[WHAT IS NEEDED] Repeat, without any change, the entries presented below.

(Stored entries)
## Begin

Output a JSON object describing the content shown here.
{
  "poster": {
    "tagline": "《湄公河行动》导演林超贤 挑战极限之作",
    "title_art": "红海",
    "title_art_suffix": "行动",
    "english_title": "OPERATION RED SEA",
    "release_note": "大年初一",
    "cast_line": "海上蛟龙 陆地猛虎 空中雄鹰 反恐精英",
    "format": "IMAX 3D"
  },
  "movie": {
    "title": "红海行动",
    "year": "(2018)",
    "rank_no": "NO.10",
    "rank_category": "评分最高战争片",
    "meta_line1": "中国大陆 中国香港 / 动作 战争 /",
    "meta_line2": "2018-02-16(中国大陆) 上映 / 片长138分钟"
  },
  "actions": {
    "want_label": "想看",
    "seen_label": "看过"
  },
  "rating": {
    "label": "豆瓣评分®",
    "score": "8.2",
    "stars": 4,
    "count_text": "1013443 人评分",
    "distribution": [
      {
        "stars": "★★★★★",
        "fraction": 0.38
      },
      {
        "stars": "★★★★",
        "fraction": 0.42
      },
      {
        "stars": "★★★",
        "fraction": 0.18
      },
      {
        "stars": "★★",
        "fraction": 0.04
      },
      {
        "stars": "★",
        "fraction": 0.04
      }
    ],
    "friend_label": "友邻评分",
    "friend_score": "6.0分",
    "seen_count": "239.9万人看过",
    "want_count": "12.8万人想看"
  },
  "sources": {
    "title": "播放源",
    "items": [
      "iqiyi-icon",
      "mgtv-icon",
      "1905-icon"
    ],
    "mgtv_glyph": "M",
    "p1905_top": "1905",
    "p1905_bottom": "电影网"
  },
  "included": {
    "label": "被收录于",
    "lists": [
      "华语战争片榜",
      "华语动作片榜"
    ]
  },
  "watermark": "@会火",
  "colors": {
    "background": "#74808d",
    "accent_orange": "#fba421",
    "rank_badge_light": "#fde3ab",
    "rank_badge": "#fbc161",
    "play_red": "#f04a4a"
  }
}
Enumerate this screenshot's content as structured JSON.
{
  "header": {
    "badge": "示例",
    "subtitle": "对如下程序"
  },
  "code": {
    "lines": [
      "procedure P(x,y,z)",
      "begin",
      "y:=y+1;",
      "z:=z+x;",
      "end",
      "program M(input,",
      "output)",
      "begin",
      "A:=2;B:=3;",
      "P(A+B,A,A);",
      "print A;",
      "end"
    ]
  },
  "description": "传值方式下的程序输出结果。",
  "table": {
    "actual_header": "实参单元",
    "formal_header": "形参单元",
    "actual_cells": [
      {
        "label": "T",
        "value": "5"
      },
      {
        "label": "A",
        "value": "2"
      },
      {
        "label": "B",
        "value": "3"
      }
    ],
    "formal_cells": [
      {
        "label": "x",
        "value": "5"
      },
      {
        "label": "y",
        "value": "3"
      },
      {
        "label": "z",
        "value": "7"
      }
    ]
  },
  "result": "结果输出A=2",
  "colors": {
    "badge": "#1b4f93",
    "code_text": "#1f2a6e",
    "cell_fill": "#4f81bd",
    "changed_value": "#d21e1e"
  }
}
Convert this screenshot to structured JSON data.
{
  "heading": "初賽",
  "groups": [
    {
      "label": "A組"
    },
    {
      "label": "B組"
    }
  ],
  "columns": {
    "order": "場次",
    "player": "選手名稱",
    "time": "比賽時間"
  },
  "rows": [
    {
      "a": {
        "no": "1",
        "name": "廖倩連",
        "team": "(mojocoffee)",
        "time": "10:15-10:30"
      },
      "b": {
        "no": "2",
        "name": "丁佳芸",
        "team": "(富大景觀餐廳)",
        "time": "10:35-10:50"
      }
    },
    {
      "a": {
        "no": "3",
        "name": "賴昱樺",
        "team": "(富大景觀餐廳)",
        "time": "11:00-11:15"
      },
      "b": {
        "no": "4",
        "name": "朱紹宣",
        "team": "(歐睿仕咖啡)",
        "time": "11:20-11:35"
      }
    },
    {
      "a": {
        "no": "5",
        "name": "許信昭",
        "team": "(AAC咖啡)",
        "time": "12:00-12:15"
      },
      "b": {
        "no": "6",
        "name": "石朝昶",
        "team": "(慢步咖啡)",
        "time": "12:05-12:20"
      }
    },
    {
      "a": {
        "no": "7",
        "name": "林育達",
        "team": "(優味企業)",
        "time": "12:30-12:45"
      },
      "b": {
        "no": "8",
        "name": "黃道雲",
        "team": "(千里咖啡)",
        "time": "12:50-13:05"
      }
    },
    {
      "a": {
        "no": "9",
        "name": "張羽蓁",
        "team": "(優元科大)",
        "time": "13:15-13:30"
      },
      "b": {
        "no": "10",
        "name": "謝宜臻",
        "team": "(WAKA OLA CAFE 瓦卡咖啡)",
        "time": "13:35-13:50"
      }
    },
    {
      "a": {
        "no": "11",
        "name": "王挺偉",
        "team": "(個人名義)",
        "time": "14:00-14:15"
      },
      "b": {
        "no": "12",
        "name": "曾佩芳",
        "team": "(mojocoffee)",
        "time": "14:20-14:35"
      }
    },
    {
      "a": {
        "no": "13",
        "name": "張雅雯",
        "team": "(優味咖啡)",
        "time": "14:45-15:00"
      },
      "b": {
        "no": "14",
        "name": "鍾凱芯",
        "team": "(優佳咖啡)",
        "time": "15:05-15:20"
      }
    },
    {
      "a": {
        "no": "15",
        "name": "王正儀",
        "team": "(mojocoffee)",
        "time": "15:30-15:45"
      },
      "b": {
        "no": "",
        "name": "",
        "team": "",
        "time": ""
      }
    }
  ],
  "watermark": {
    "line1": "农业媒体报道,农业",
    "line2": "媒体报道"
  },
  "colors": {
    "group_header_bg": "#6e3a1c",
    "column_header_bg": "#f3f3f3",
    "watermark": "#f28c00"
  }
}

## End

[THE RESULT]
Output a JSON object describing the content shown here.
{
  "poster": {
    "tagline": "《湄公河行动》导演林超贤 挑战极限之作",
    "title_art": "红海",
    "title_art_suffix": "行动",
    "english_title": "OPERATION RED SEA",
    "release_note": "大年初一",
    "cast_line": "海上蛟龙 陆地猛虎 空中雄鹰 反恐精英",
    "format": "IMAX 3D"
  },
  "movie": {
    "title": "红海行动",
    "year": "(2018)",
    "rank_no": "NO.10",
    "rank_category": "评分最高战争片",
    "meta_line1": "中国大陆 中国香港 / 动作 战争 /",
    "meta_line2": "2018-02-16(中国大陆) 上映 / 片长138分钟"
  },
  "actions": {
    "want_label": "想看",
    "seen_label": "看过"
  },
  "rating": {
    "label": "豆瓣评分®",
    "score": "8.2",
    "stars": 4,
    "count_text": "1013443 人评分",
    "distribution": [
      {
        "stars": "★★★★★",
        "fraction": 0.38
      },
      {
        "stars": "★★★★",
        "fraction": 0.42
      },
      {
        "stars": "★★★",
        "fraction": 0.18
      },
      {
        "stars": "★★",
        "fraction": 0.04
      },
      {
        "stars": "★",
        "fraction": 0.04
      }
    ],
    "friend_label": "友邻评分",
    "friend_score": "6.0分",
    "seen_count": "239.9万人看过",
    "want_count": "12.8万人想看"
  },
  "sources": {
    "title": "播放源",
    "items": [
      "iqiyi-icon",
      "mgtv-icon",
      "1905-icon"
    ],
    "mgtv_glyph": "M",
    "p1905_top": "1905",
    "p1905_bottom": "电影网"
  },
  "included": {
    "label": "被收录于",
    "lists": [
      "华语战争片榜",
      "华语动作片榜"
    ]
  },
  "watermark": "@会火",
  "colors": {
    "background": "#74808d",
    "accent_orange": "#fba421",
    "rank_badge_light": "#fde3ab",
    "rank_badge": "#fbc161",
    "play_red": "#f04a4a"
  }
}
Enumerate this screenshot's content as structured JSON.
{
  "header": {
    "badge": "示例",
    "subtitle": "对如下程序"
  },
  "code": {
    "lines": [
      "procedure P(x,y,z)",
      "begin",
      "y:=y+1;",
      "z:=z+x;",
      "end",
      "program M(input,",
      "output)",
      "begin",
      "A:=2;B:=3;",
      "P(A+B,A,A);",
      "print A;",
      "end"
    ]
  },
  "description": "传值方式下的程序输出结果。",
  "table": {
    "actual_header": "实参单元",
    "formal_header": "形参单元",
    "actual_cells": [
      {
        "label": "T",
        "value": "5"
      },
      {
        "label": "A",
        "value": "2"
      },
      {
        "label": "B",
        "value": "3"
      }
    ],
    "formal_cells": [
      {
        "label": "x",
        "value": "5"
      },
      {
        "label": "y",
        "value": "3"
      },
      {
        "label": "z",
        "value": "7"
      }
    ]
  },
  "result": "结果输出A=2",
  "colors": {
    "badge": "#1b4f93",
    "code_text": "#1f2a6e",
    "cell_fill": "#4f81bd",
    "changed_value": "#d21e1e"
  }
}
Convert this screenshot to structured JSON data.
{
  "heading": "初賽",
  "groups": [
    {
      "label": "A組"
    },
    {
      "label": "B組"
    }
  ],
  "columns": {
    "order": "場次",
    "player": "選手名稱",
    "time": "比賽時間"
  },
  "rows": [
    {
      "a": {
        "no": "1",
        "name": "廖倩連",
        "team": "(mojocoffee)",
        "time": "10:15-10:30"
      },
      "b": {
        "no": "2",
        "name": "丁佳芸",
        "team": "(富大景觀餐廳)",
        "time": "10:35-10:50"
      }
    },
    {
      "a": {
        "no": "3",
        "name": "賴昱樺",
        "team": "(富大景觀餐廳)",
        "time": "11:00-11:15"
      },
      "b": {
        "no": "4",
        "name": "朱紹宣",
        "team": "(歐睿仕咖啡)",
        "time": "11:20-11:35"
      }
    },
    {
      "a": {
        "no": "5",
        "name": "許信昭",
        "team": "(AAC咖啡)",
        "time": "12:00-12:15"
      },
      "b": {
        "no": "6",
        "name": "石朝昶",
        "team": "(慢步咖啡)",
        "time": "12:05-12:20"
      }
    },
    {
      "a": {
        "no": "7",
        "name": "林育達",
        "team": "(優味企業)",
        "time": "12:30-12:45"
      },
      "b": {
        "no": "8",
        "name": "黃道雲",
        "team": "(千里咖啡)",
        "time": "12:50-13:05"
      }
    },
    {
      "a": {
        "no": "9",
        "name": "張羽蓁",
        "team": "(優元科大)",
        "time": "13:15-13:30"
      },
      "b": {
        "no": "10",
        "name": "謝宜臻",
        "team": "(WAKA OLA CAFE 瓦卡咖啡)",
        "time": "13:35-13:50"
      }
    },
    {
      "a": {
        "no": "11",
        "name": "王挺偉",
        "team": "(個人名義)",
        "time": "14:00-14:15"
      },
      "b": {
        "no": "12",
        "name": "曾佩芳",
        "team": "(mojocoffee)",
        "time": "14:20-14:35"
      }
    },
    {
      "a": {
        "no": "13",
        "name": "張雅雯",
        "team": "(優味咖啡)",
        "time": "14:45-15:00"
      },
      "b": {
        "no": "14",
        "name": "鍾凱芯",
        "team": "(優佳咖啡)",
        "time": "15:05-15:20"
      }
    },
    {
      "a": {
        "no": "15",
        "name": "王正儀",
        "team": "(mojocoffee)",
        "time": "15:30-15:45"
      },
      "b": {
        "no": "",
        "name": "",
        "team": "",
        "time": ""
      }
    }
  ],
  "watermark": {
    "line1": "农业媒体报道,农业",
    "line2": "媒体报道"
  },
  "colors": {
    "group_header_bg": "#6e3a1c",
    "column_header_bg": "#f3f3f3",
    "watermark": "#f28c00"
  }
}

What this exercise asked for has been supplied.